• _Exercise directions_
Scan the lines below; pull out those with "阿特拉斯".
>> START Provided information
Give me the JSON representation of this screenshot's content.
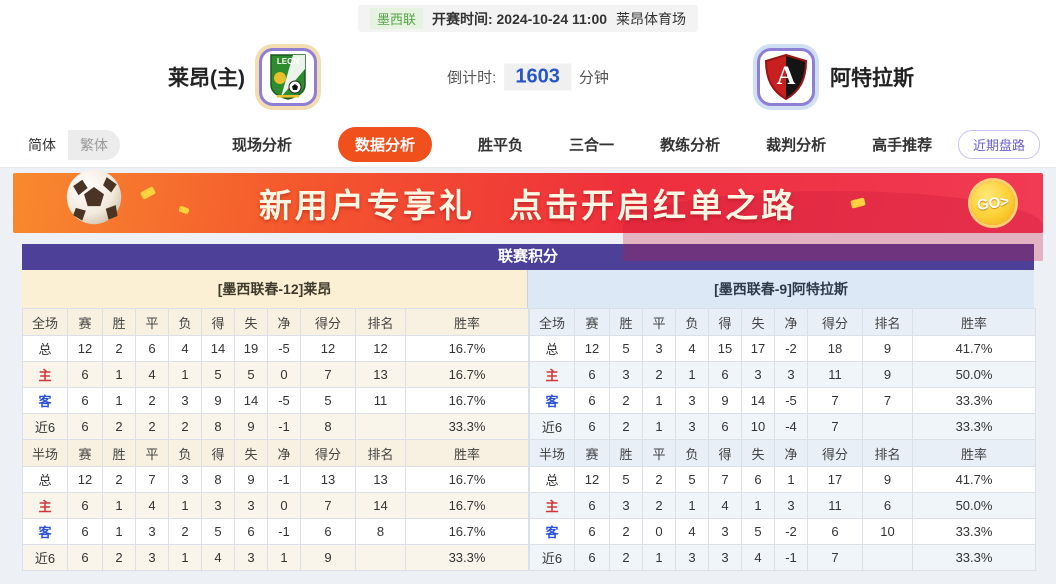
{
  "topbar": {
    "league": "墨西联",
    "kickoff": "开赛时间: 2024-10-24 11:00",
    "venue": "莱昂体育场"
  },
  "match": {
    "home_name": "莱昂(主)",
    "away_name": "阿特拉斯",
    "countdown_label": "倒计时:",
    "countdown_value": "1603",
    "countdown_unit": "分钟",
    "home_logo_text": "LEON"
  },
  "nav": {
    "lang_simplified": "简体",
    "lang_traditional": "繁体",
    "tabs": [
      {
        "label": "现场分析",
        "active": false
      },
      {
        "label": "数据分析",
        "active": true
      },
      {
        "label": "胜平负",
        "active": false
      },
      {
        "label": "三合一",
        "active": false
      },
      {
        "label": "教练分析",
        "active": false
      },
      {
        "label": "裁判分析",
        "active": false
      },
      {
        "label": "高手推荐",
        "active": false
      }
    ],
    "recent_button": "近期盘路"
  },
  "banner": {
    "text": "新用户专享礼 点击开启红单之路",
    "go_label": "GO>"
  },
  "table": {
    "title": "联赛积分",
    "home_header": "[墨西联春-12]莱昂",
    "away_header": "[墨西联春-9]阿特拉斯",
    "full_columns": [
      "全场",
      "赛",
      "胜",
      "平",
      "负",
      "得",
      "失",
      "净",
      "得分",
      "排名",
      "胜率"
    ],
    "half_columns": [
      "半场",
      "赛",
      "胜",
      "平",
      "负",
      "得",
      "失",
      "净",
      "得分",
      "排名",
      "胜率"
    ],
    "home_full": [
      [
        "总",
        "12",
        "2",
        "6",
        "4",
        "14",
        "19",
        "-5",
        "12",
        "12",
        "16.7%"
      ],
      [
        "主",
        "6",
        "1",
        "4",
        "1",
        "5",
        "5",
        "0",
        "7",
        "13",
        "16.7%"
      ],
      [
        "客",
        "6",
        "1",
        "2",
        "3",
        "9",
        "14",
        "-5",
        "5",
        "11",
        "16.7%"
      ],
      [
        "近6",
        "6",
        "2",
        "2",
        "2",
        "8",
        "9",
        "-1",
        "8",
        "",
        "33.3%"
      ]
    ],
    "home_half": [
      [
        "总",
        "12",
        "2",
        "7",
        "3",
        "8",
        "9",
        "-1",
        "13",
        "13",
        "16.7%"
      ],
      [
        "主",
        "6",
        "1",
        "4",
        "1",
        "3",
        "3",
        "0",
        "7",
        "14",
        "16.7%"
      ],
      [
        "客",
        "6",
        "1",
        "3",
        "2",
        "5",
        "6",
        "-1",
        "6",
        "8",
        "16.7%"
      ],
      [
        "近6",
        "6",
        "2",
        "3",
        "1",
        "4",
        "3",
        "1",
        "9",
        "",
        "33.3%"
      ]
    ],
    "away_full": [
      [
        "总",
        "12",
        "5",
        "3",
        "4",
        "15",
        "17",
        "-2",
        "18",
        "9",
        "41.7%"
      ],
      [
        "主",
        "6",
        "3",
        "2",
        "1",
        "6",
        "3",
        "3",
        "11",
        "9",
        "50.0%"
      ],
      [
        "客",
        "6",
        "2",
        "1",
        "3",
        "9",
        "14",
        "-5",
        "7",
        "7",
        "33.3%"
      ],
      [
        "近6",
        "6",
        "2",
        "1",
        "3",
        "6",
        "10",
        "-4",
        "7",
        "",
        "33.3%"
      ]
    ],
    "away_half": [
      [
        "总",
        "12",
        "5",
        "2",
        "5",
        "7",
        "6",
        "1",
        "17",
        "9",
        "41.7%"
      ],
      [
        "主",
        "6",
        "3",
        "2",
        "1",
        "4",
        "1",
        "3",
        "11",
        "6",
        "50.0%"
      ],
      [
        "客",
        "6",
        "2",
        "0",
        "4",
        "3",
        "5",
        "-2",
        "6",
        "10",
        "33.3%"
      ],
      [
        "近6",
        "6",
        "2",
        "1",
        "3",
        "3",
        "4",
        "-1",
        "7",
        "",
        "33.3%"
      ]
    ]
  },
  "colors": {
    "active_tab_orange": "#f0511c",
    "title_purple": "#4c4098",
    "league_green": "#55a24a",
    "countdown_blue": "#2456c9",
    "home_label_red": "#d03a3a",
    "away_label_blue": "#2b50d9",
    "home_header_cream": "#fbf0d3",
    "away_header_blue": "#dce8f5",
    "banner_orange": "#f88a2e",
    "banner_red": "#ee2f3d",
    "coin_gold": "#fccf33"
  }
}
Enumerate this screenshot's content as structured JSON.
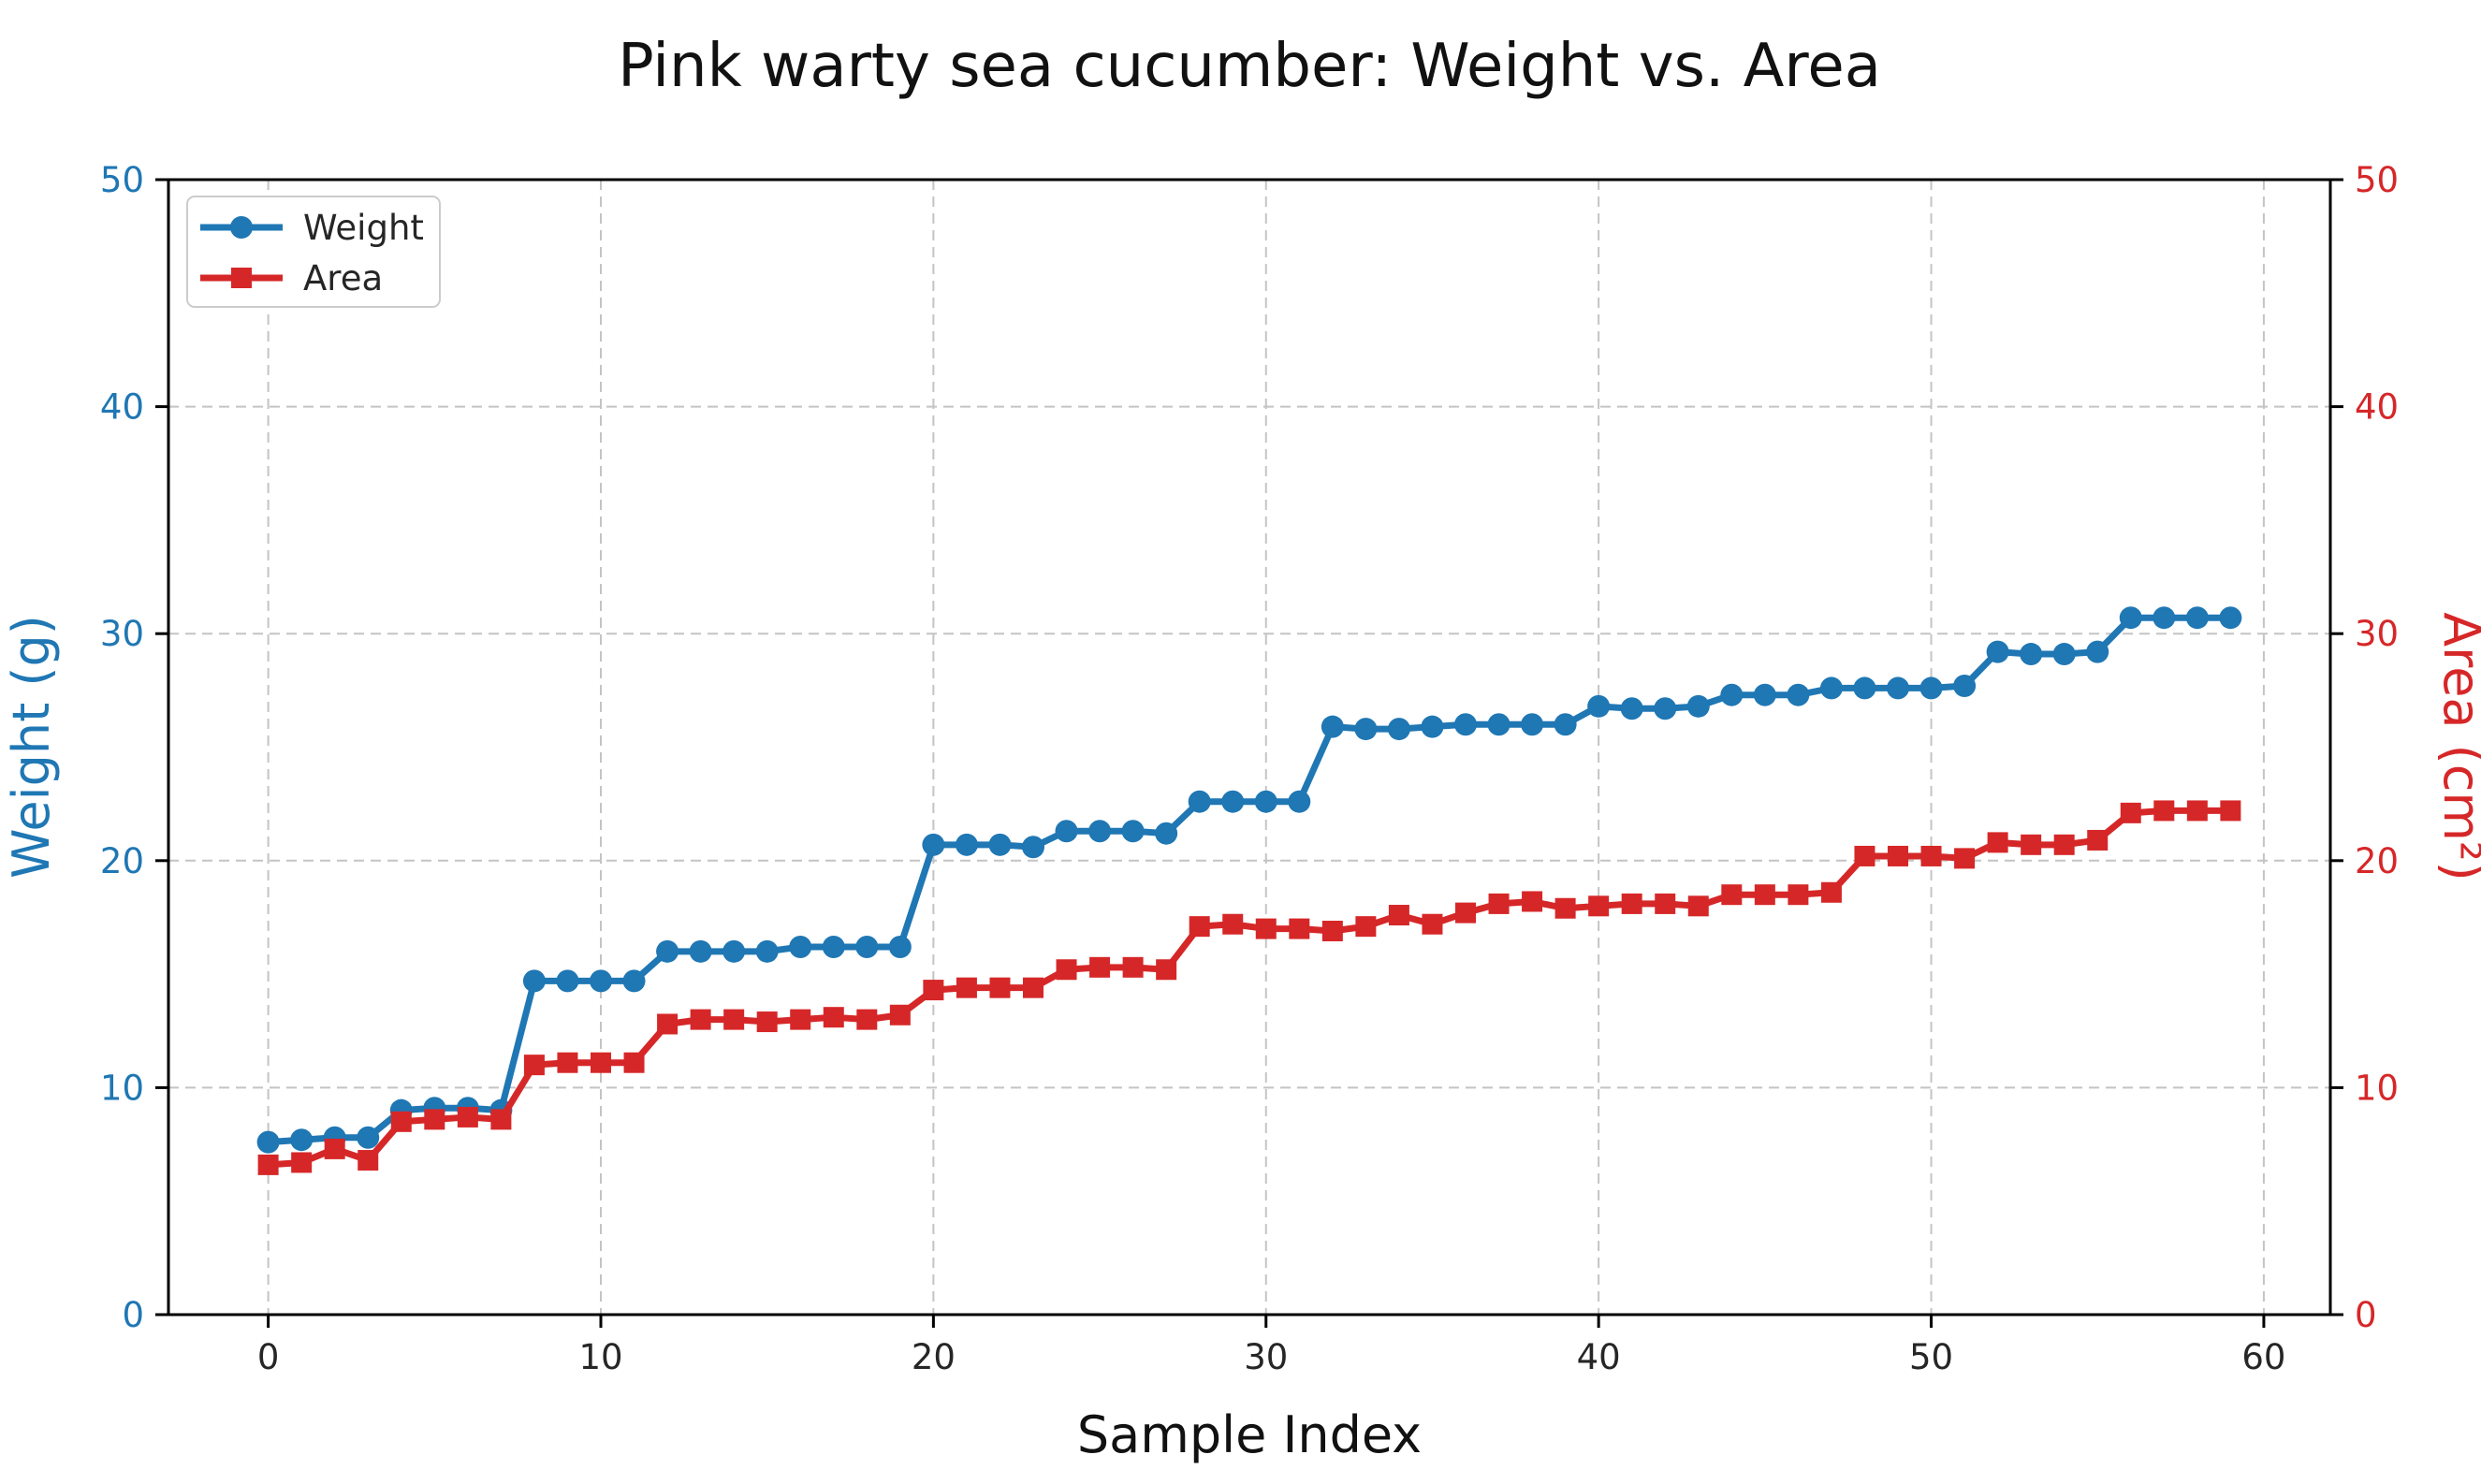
{
  "chart_data": {
    "type": "line",
    "title": "Pink warty sea cucumber: Weight vs. Area",
    "xlabel": "Sample Index",
    "ylabel_left": "Weight (g)",
    "ylabel_right": "Area (cm²)",
    "x": [
      0,
      1,
      2,
      3,
      4,
      5,
      6,
      7,
      8,
      9,
      10,
      11,
      12,
      13,
      14,
      15,
      16,
      17,
      18,
      19,
      20,
      21,
      22,
      23,
      24,
      25,
      26,
      27,
      28,
      29,
      30,
      31,
      32,
      33,
      34,
      35,
      36,
      37,
      38,
      39,
      40,
      41,
      42,
      43,
      44,
      45,
      46,
      47,
      48,
      49,
      50,
      51,
      52,
      53,
      54,
      55,
      56,
      57,
      58,
      59
    ],
    "series": [
      {
        "name": "Weight",
        "yaxis": "left",
        "color": "#1f77b4",
        "marker": "circle",
        "values": [
          7.6,
          7.7,
          7.8,
          7.8,
          9.0,
          9.1,
          9.1,
          9.0,
          14.7,
          14.7,
          14.7,
          14.7,
          16.0,
          16.0,
          16.0,
          16.0,
          16.2,
          16.2,
          16.2,
          16.2,
          20.7,
          20.7,
          20.7,
          20.6,
          21.3,
          21.3,
          21.3,
          21.2,
          22.6,
          22.6,
          22.6,
          22.6,
          25.9,
          25.8,
          25.8,
          25.9,
          26.0,
          26.0,
          26.0,
          26.0,
          26.8,
          26.7,
          26.7,
          26.8,
          27.3,
          27.3,
          27.3,
          27.6,
          27.6,
          27.6,
          27.6,
          27.7,
          29.2,
          29.1,
          29.1,
          29.2,
          30.7,
          30.7,
          30.7,
          30.7
        ]
      },
      {
        "name": "Area",
        "yaxis": "right",
        "color": "#d62728",
        "marker": "square",
        "values": [
          6.6,
          6.7,
          7.3,
          6.8,
          8.5,
          8.6,
          8.7,
          8.6,
          11.0,
          11.1,
          11.1,
          11.1,
          12.8,
          13.0,
          13.0,
          12.9,
          13.0,
          13.1,
          13.0,
          13.2,
          14.3,
          14.4,
          14.4,
          14.4,
          15.2,
          15.3,
          15.3,
          15.2,
          17.1,
          17.2,
          17.0,
          17.0,
          16.9,
          17.1,
          17.6,
          17.2,
          17.7,
          18.1,
          18.2,
          17.9,
          18.0,
          18.1,
          18.1,
          18.0,
          18.5,
          18.5,
          18.5,
          18.6,
          20.2,
          20.2,
          20.2,
          20.1,
          20.8,
          20.7,
          20.7,
          20.9,
          22.1,
          22.2,
          22.2,
          22.2
        ]
      }
    ],
    "xlim": [
      -3,
      62
    ],
    "ylim_left": [
      0,
      50
    ],
    "ylim_right": [
      0,
      50
    ],
    "xticks": [
      0,
      10,
      20,
      30,
      40,
      50,
      60
    ],
    "yticks_left": [
      0,
      10,
      20,
      30,
      40,
      50
    ],
    "yticks_right": [
      0,
      10,
      20,
      30,
      40,
      50
    ],
    "grid": true,
    "grid_style": "dashed",
    "legend": {
      "position": "upper-left",
      "entries": [
        "Weight",
        "Area"
      ]
    },
    "colors": {
      "grid": "#c4c4c4",
      "spine": "#000000",
      "title": "#111111",
      "xlabel": "#111111",
      "tick_label_bottom": "#262626",
      "tick_label_left": "#1f77b4",
      "tick_label_right": "#d62728",
      "legend_border": "#cccccc",
      "background": "#ffffff"
    }
  }
}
>> END Provided information
• _Result below_
    "away_name": "阿特拉斯",
    "away_header": "[墨西联春-9]阿特拉斯",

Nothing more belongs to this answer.